## DIRECTIONS
Send back the records in full, character for character.

## ENTRIES
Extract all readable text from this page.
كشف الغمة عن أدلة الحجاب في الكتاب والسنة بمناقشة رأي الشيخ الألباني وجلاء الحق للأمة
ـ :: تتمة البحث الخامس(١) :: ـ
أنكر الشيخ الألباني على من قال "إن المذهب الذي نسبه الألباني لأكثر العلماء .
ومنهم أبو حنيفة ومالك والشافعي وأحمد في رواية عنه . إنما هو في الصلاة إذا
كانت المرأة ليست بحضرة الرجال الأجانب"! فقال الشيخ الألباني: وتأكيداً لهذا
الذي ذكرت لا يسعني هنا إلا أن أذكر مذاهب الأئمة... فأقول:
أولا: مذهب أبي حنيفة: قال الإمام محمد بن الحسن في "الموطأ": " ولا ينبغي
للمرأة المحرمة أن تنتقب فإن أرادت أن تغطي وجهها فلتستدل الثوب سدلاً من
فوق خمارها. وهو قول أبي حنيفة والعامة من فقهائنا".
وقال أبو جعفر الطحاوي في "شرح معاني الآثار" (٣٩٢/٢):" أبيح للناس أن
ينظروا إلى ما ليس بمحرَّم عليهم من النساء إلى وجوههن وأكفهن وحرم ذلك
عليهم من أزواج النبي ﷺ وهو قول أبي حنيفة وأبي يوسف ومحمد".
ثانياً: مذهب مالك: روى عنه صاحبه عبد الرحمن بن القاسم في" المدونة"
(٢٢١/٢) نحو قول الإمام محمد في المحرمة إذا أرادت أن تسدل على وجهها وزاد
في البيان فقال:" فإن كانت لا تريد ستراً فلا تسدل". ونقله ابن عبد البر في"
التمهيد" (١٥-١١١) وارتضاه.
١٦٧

## RESULT FOR THIS EXERCISE
Extract all readable text from this page.
كشف الغمة عن أدلة الحجاب في الكتاب والسنة بمناقشة رأي الشيخ الألباني وجلاء الحق للأمة
ـ :: تتمة البحث الخامس(١) :: ـ
أنكر الشيخ الألباني على من قال "إن المذهب الذي نسبه الألباني لأكثر العلماء .
ومنهم أبو حنيفة ومالك والشافعي وأحمد في رواية عنه . إنما هو في الصلاة إذا
كانت المرأة ليست بحضرة الرجال الأجانب"! فقال الشيخ الألباني: وتأكيداً لهذا
الذي ذكرت لا يسعني هنا إلا أن أذكر مذاهب الأئمة... فأقول:
أولا: مذهب أبي حنيفة: قال الإمام محمد بن الحسن في "الموطأ": " ولا ينبغي
للمرأة المحرمة أن تنتقب فإن أرادت أن تغطي وجهها فلتستدل الثوب سدلاً من
فوق خمارها. وهو قول أبي حنيفة والعامة من فقهائنا".
وقال أبو جعفر الطحاوي في "شرح معاني الآثار" (٣٩٢/٢):" أبيح للناس أن
ينظروا إلى ما ليس بمحرَّم عليهم من النساء إلى وجوههن وأكفهن وحرم ذلك
عليهم من أزواج النبي ﷺ وهو قول أبي حنيفة وأبي يوسف ومحمد".
ثانياً: مذهب مالك: روى عنه صاحبه عبد الرحمن بن القاسم في" المدونة"
(٢٢١/٢) نحو قول الإمام محمد في المحرمة إذا أرادت أن تسدل على وجهها وزاد
في البيان فقال:" فإن كانت لا تريد ستراً فلا تسدل". ونقله ابن عبد البر في"
التمهيد" (١٥-١١١) وارتضاه.
١٦٧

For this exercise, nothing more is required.